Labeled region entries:
★ ★ ★ ★

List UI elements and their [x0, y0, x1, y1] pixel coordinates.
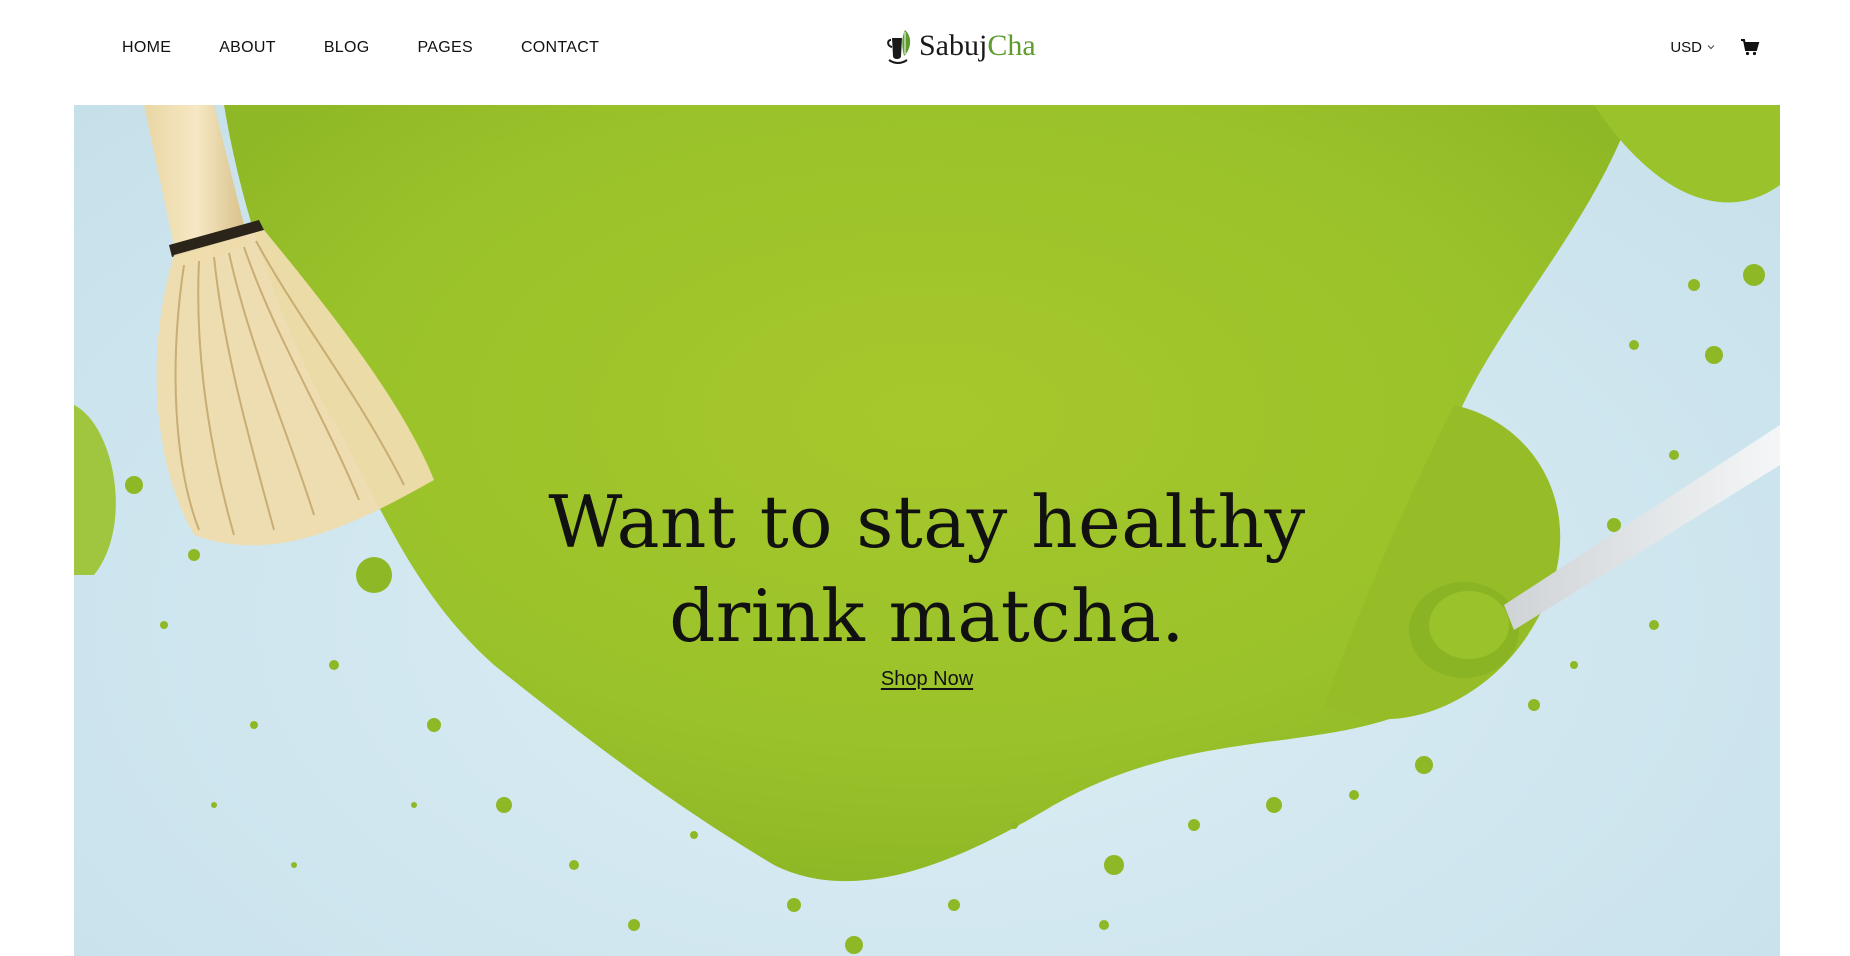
shop-now-link[interactable]: Shop Now [881, 668, 973, 690]
nav-contact[interactable]: CONTACT [521, 39, 599, 57]
nav-about[interactable]: ABOUT [219, 39, 276, 57]
nav-blog[interactable]: BLOG [324, 39, 370, 57]
currency-label: USD [1670, 38, 1702, 56]
teapot-leaf-icon [887, 30, 911, 64]
chevron-down-icon [1707, 45, 1715, 50]
nav-pages[interactable]: PAGES [418, 39, 473, 57]
main-nav: HOME ABOUT BLOG PAGES CONTACT [122, 39, 647, 57]
logo-word-green: Cha [987, 29, 1036, 62]
nav-home[interactable]: HOME [122, 39, 171, 57]
site-logo[interactable]: Sabuj Cha [885, 26, 1036, 66]
header-utilities: USD [1670, 37, 1760, 57]
hero-headline: Want to stay healthy drink matcha. [74, 475, 1780, 663]
currency-selector[interactable]: USD [1670, 39, 1716, 56]
hero-headline-line1: Want to stay healthy [548, 480, 1306, 564]
cart-icon[interactable] [1740, 37, 1760, 57]
site-header: HOME ABOUT BLOG PAGES CONTACT Sabuj Cha U… [0, 0, 1850, 105]
hero-banner: Want to stay healthy drink matcha. Shop … [74, 105, 1780, 956]
hero-cta-wrap: Shop Now [74, 668, 1780, 691]
hero-headline-line2: drink matcha. [669, 574, 1185, 658]
logo-word-dark: Sabuj [919, 29, 988, 62]
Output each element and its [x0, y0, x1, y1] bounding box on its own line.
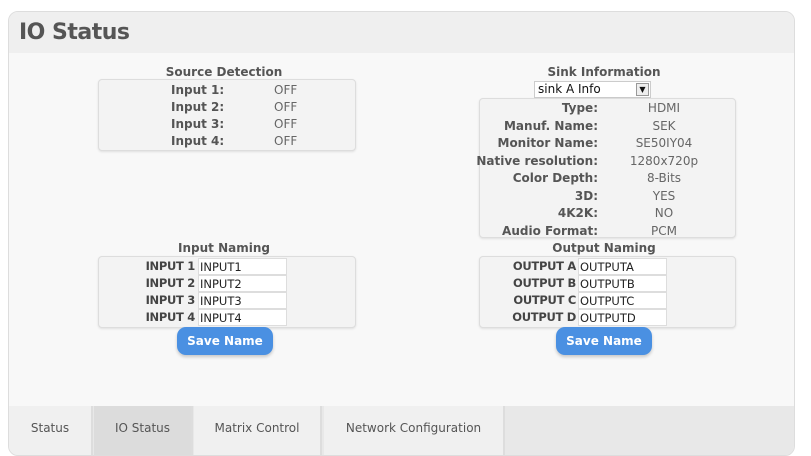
input-name-label: INPUT 2	[145, 276, 196, 290]
sink-label: Monitor Name:	[497, 136, 599, 150]
sink-label: Color Depth:	[512, 171, 598, 185]
input-name-field-4[interactable]	[198, 309, 287, 326]
output-name-field-b[interactable]	[578, 275, 667, 292]
sink-value: SEK	[652, 118, 676, 133]
output-name-field-d[interactable]	[578, 309, 667, 326]
sink-label: Native resolution:	[476, 153, 598, 168]
source-detection-title: Source Detection	[165, 65, 283, 79]
sink-select-value: sink A Info	[538, 82, 601, 96]
sink-row: Monitor Name: SE50IY04	[9, 135, 794, 152]
sink-label: 4K2K:	[557, 206, 598, 220]
input-name-field-2[interactable]	[198, 275, 287, 292]
sink-row: Audio Format: PCM	[9, 223, 794, 240]
sink-label: 3D:	[574, 188, 598, 203]
header: IO Status	[9, 12, 794, 53]
input-name-field-1[interactable]	[198, 258, 287, 275]
sink-label: Type:	[561, 101, 598, 115]
sink-value: HDMI	[647, 101, 681, 115]
sink-value: NO	[654, 206, 674, 220]
source-label: Input 1:	[171, 83, 225, 97]
sink-row: 3D: YES	[9, 188, 794, 205]
sink-label: Manuf. Name:	[503, 118, 598, 133]
sink-value: YES	[652, 188, 676, 203]
input-naming-title: Input Naming	[178, 241, 270, 255]
sink-value: 1280x720p	[629, 153, 699, 168]
sink-select[interactable]: sink A Info ▼	[534, 81, 651, 98]
output-name-label: OUTPUT A	[512, 259, 576, 273]
sink-row: 4K2K: NO	[9, 205, 794, 222]
io-status-panel: IO Status Source Detection Input 1: OFF I…	[8, 11, 795, 456]
output-name-label: OUTPUT C	[513, 293, 576, 307]
input-name-label: INPUT 4	[145, 310, 196, 324]
input-name-label: INPUT 1	[145, 259, 196, 273]
sink-value: 8-Bits	[646, 171, 682, 185]
output-name-label: OUTPUT B	[513, 276, 576, 290]
input-name-field-3[interactable]	[198, 292, 287, 309]
sink-row: Color Depth: 8-Bits	[9, 170, 794, 187]
source-value: OFF	[274, 83, 298, 97]
output-name-field-c[interactable]	[578, 292, 667, 309]
chevron-down-icon[interactable]: ▼	[636, 83, 649, 96]
sink-information-title: Sink Information	[547, 65, 661, 79]
page-title: IO Status	[19, 20, 130, 45]
sink-row: Type: HDMI	[9, 100, 794, 117]
output-naming-title: Output Naming	[552, 241, 656, 255]
save-output-names-button[interactable]: Save Name	[556, 327, 652, 355]
output-name-field-a[interactable]	[578, 258, 667, 275]
sink-row: Manuf. Name: SEK	[9, 118, 794, 135]
input-name-label: INPUT 3	[145, 293, 196, 307]
output-name-label: OUTPUT D	[512, 310, 576, 324]
sink-row: Native resolution: 1280x720p	[9, 153, 794, 170]
sink-value: SE50IY04	[635, 136, 693, 150]
sink-label: Audio Format:	[502, 223, 598, 238]
sink-value: PCM	[651, 223, 677, 238]
save-input-names-button[interactable]: Save Name	[177, 327, 273, 355]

★ ★ ★ ★

Copy every one of the records above word for word, leaving out the pictures.

List UI elements and their [x0, y0, x1, y1] pixel coordinates.
shop-now-link[interactable]: Shop Now [881, 668, 973, 690]
nav-contact[interactable]: CONTACT [521, 39, 599, 57]
nav-about[interactable]: ABOUT [219, 39, 276, 57]
nav-blog[interactable]: BLOG [324, 39, 370, 57]
currency-label: USD [1670, 38, 1702, 56]
teapot-leaf-icon [887, 30, 911, 64]
chevron-down-icon [1707, 45, 1715, 50]
nav-pages[interactable]: PAGES [418, 39, 473, 57]
main-nav: HOME ABOUT BLOG PAGES CONTACT [122, 39, 647, 57]
logo-word-green: Cha [987, 29, 1036, 62]
nav-home[interactable]: HOME [122, 39, 171, 57]
site-logo[interactable]: Sabuj Cha [885, 26, 1036, 66]
header-utilities: USD [1670, 37, 1760, 57]
hero-headline: Want to stay healthy drink matcha. [74, 475, 1780, 663]
currency-selector[interactable]: USD [1670, 39, 1716, 56]
hero-headline-line1: Want to stay healthy [548, 480, 1306, 564]
cart-icon[interactable] [1740, 37, 1760, 57]
site-header: HOME ABOUT BLOG PAGES CONTACT Sabuj Cha U… [0, 0, 1850, 105]
hero-banner: Want to stay healthy drink matcha. Shop … [74, 105, 1780, 956]
hero-cta-wrap: Shop Now [74, 668, 1780, 691]
hero-headline-line2: drink matcha. [669, 574, 1185, 658]
logo-word-dark: Sabuj [919, 29, 988, 62]
Output each element and its [x0, y0, x1, y1] bounding box on its own line.
input-name-label: INPUT 2	[145, 276, 196, 290]
sink-label: Monitor Name:	[497, 136, 599, 150]
sink-label: Color Depth:	[512, 171, 598, 185]
input-name-field-4[interactable]	[198, 309, 287, 326]
output-name-field-b[interactable]	[578, 275, 667, 292]
sink-value: SEK	[652, 118, 676, 133]
output-name-field-d[interactable]	[578, 309, 667, 326]
sink-label: Native resolution:	[476, 153, 598, 168]
source-detection-title: Source Detection	[165, 65, 283, 79]
sink-select-value: sink A Info	[538, 82, 601, 96]
sink-row: Monitor Name: SE50IY04	[9, 135, 794, 152]
sink-label: 4K2K:	[557, 206, 598, 220]
input-name-field-2[interactable]	[198, 275, 287, 292]
sink-row: Audio Format: PCM	[9, 223, 794, 240]
sink-label: 3D:	[574, 188, 598, 203]
header: IO Status	[9, 12, 794, 53]
input-name-field-1[interactable]	[198, 258, 287, 275]
sink-label: Type:	[561, 101, 598, 115]
sink-value: HDMI	[647, 101, 681, 115]
sink-value: NO	[654, 206, 674, 220]
source-label: Input 1:	[171, 83, 225, 97]
sink-row: 3D: YES	[9, 188, 794, 205]
sink-label: Manuf. Name:	[503, 118, 598, 133]
sink-value: YES	[652, 188, 676, 203]
input-naming-title: Input Naming	[178, 241, 270, 255]
sink-value: 1280x720p	[629, 153, 699, 168]
sink-select[interactable]: sink A Info ▼	[534, 81, 651, 98]
output-name-label: OUTPUT A	[512, 259, 576, 273]
sink-row: 4K2K: NO	[9, 205, 794, 222]
io-status-panel: IO Status Source Detection Input 1: OFF I…	[8, 11, 795, 456]
output-name-label: OUTPUT C	[513, 293, 576, 307]
input-name-label: INPUT 4	[145, 310, 196, 324]
input-name-label: INPUT 1	[145, 259, 196, 273]
sink-value: 8-Bits	[646, 171, 682, 185]
output-name-label: OUTPUT B	[513, 276, 576, 290]
input-name-field-3[interactable]	[198, 292, 287, 309]
sink-row: Color Depth: 8-Bits	[9, 170, 794, 187]
source-value: OFF	[274, 83, 298, 97]
output-name-field-c[interactable]	[578, 292, 667, 309]
chevron-down-icon[interactable]: ▼	[636, 83, 649, 96]
sink-information-title: Sink Information	[547, 65, 661, 79]
page-title: IO Status	[19, 20, 130, 45]
sink-row: Type: HDMI	[9, 100, 794, 117]
output-naming-title: Output Naming	[552, 241, 656, 255]
save-output-names-button[interactable]: Save Name	[556, 327, 652, 355]
output-name-field-a[interactable]	[578, 258, 667, 275]
sink-row: Manuf. Name: SEK	[9, 118, 794, 135]
input-name-label: INPUT 3	[145, 293, 196, 307]
output-name-label: OUTPUT D	[512, 310, 576, 324]
sink-row: Native resolution: 1280x720p	[9, 153, 794, 170]
sink-value: SE50IY04	[635, 136, 693, 150]
sink-label: Audio Format:	[502, 223, 598, 238]
sink-value: PCM	[651, 223, 677, 238]
save-input-names-button[interactable]: Save Name	[177, 327, 273, 355]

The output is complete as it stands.